## Directive
Extract each line containing the string "name".

▽

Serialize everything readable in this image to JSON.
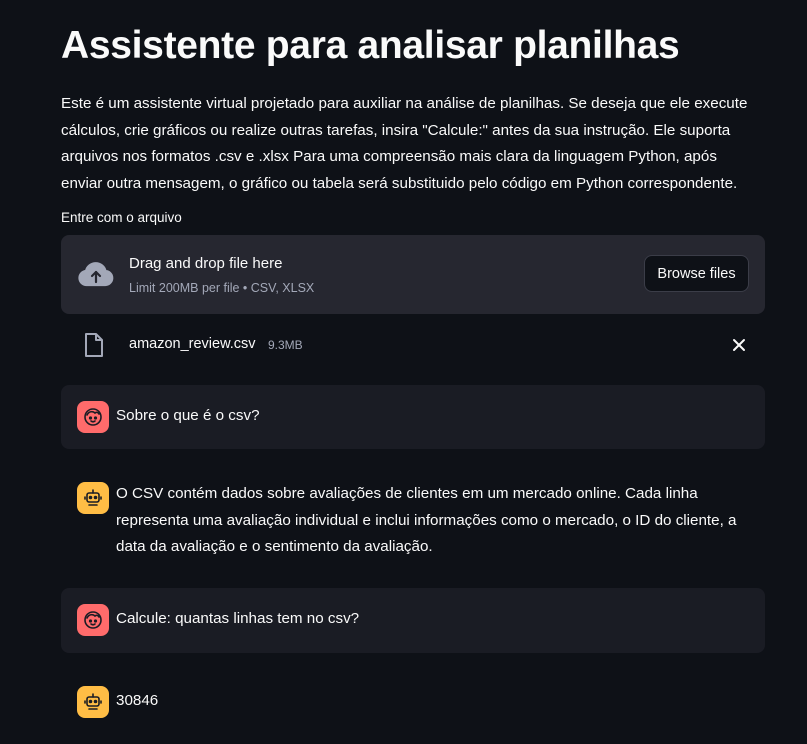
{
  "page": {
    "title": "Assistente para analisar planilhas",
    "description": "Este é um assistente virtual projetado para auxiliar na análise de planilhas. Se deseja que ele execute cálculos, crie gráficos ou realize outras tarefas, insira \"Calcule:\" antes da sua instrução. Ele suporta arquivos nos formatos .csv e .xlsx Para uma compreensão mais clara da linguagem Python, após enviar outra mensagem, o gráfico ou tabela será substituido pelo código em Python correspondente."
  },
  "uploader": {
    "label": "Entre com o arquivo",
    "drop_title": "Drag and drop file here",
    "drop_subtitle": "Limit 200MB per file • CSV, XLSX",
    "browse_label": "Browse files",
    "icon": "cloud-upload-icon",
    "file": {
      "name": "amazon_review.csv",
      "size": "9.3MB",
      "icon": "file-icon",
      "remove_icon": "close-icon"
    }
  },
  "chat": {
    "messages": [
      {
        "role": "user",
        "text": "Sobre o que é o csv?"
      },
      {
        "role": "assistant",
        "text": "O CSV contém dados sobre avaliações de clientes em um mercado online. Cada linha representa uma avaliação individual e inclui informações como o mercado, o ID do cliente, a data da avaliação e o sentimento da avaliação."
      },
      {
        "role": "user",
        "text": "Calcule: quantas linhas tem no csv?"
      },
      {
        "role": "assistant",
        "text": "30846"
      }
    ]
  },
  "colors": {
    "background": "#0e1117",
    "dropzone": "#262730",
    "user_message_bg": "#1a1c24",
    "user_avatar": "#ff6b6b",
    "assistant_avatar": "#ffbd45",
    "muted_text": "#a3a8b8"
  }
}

△
▽

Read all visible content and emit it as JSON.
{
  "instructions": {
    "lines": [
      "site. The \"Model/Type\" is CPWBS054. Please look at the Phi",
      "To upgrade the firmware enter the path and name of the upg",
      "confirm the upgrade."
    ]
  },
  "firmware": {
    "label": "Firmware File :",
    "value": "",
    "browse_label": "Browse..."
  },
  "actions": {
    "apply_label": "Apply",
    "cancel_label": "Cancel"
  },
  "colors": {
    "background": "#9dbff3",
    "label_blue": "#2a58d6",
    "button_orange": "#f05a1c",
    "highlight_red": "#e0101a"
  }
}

△

## Final result
      "name": "amazon_review.csv",
      "To upgrade the firmware enter the path and name of the upg",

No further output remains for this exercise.